── Records supplied
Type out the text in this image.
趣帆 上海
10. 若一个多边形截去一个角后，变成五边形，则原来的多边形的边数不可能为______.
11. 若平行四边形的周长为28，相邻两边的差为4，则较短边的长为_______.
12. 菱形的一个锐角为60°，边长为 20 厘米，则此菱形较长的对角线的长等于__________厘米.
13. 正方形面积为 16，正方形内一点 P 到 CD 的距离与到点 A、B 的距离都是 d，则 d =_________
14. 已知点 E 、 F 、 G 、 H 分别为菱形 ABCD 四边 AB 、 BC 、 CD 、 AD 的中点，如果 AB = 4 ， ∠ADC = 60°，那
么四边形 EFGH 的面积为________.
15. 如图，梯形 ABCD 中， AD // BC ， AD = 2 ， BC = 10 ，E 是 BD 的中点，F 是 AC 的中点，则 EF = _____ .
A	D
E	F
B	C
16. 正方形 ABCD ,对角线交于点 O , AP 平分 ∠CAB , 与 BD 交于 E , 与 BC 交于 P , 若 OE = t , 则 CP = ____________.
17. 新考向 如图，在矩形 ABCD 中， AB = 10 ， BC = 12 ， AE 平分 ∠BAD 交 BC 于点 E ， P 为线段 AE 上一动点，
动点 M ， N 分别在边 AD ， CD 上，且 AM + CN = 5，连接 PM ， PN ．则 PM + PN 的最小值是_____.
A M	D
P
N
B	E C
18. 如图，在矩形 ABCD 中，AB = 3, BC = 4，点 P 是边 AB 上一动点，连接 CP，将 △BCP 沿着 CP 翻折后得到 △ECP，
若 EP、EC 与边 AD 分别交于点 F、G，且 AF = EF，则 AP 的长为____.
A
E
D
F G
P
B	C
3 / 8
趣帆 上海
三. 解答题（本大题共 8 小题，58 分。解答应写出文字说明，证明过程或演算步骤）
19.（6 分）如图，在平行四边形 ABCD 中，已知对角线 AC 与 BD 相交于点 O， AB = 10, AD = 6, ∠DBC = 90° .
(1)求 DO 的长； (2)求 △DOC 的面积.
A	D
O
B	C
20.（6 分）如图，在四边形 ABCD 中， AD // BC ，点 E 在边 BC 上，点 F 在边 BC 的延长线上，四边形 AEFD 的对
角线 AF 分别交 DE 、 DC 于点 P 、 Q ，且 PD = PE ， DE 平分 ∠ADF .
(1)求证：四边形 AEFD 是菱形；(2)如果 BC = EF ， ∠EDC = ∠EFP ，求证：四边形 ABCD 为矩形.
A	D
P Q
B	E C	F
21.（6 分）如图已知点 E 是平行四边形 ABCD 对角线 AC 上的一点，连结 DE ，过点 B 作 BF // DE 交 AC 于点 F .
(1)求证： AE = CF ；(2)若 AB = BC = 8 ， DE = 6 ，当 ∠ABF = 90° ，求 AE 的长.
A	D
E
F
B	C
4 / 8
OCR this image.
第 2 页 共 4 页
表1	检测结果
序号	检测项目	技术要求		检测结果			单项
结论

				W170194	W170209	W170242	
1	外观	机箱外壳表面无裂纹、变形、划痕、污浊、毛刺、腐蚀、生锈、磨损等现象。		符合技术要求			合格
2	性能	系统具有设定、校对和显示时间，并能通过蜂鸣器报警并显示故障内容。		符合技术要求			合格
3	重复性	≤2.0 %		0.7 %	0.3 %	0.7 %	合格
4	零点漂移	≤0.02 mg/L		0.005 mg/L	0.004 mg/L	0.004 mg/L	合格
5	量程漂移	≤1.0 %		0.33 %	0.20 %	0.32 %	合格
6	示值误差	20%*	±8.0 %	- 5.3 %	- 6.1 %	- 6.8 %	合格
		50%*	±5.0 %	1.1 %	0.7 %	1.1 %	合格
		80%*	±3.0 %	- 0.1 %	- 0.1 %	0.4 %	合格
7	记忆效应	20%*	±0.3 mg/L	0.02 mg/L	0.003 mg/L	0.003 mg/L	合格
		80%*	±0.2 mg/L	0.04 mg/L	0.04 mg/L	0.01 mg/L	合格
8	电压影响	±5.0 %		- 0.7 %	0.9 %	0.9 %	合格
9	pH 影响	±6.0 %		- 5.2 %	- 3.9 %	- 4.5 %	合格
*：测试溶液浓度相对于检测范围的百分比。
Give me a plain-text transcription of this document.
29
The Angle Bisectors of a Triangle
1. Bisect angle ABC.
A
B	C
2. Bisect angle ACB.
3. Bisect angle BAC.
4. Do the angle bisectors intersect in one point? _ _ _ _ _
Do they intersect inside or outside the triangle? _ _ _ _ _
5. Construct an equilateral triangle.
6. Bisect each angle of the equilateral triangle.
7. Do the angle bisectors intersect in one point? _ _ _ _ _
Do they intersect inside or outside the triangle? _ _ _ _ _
────
**Request**
Find the word "this" in the entries, and copy every line it shows up in.

**Task answer**
Type out the text in this image.
OCR this image.
Give me a plain-text transcription of this document.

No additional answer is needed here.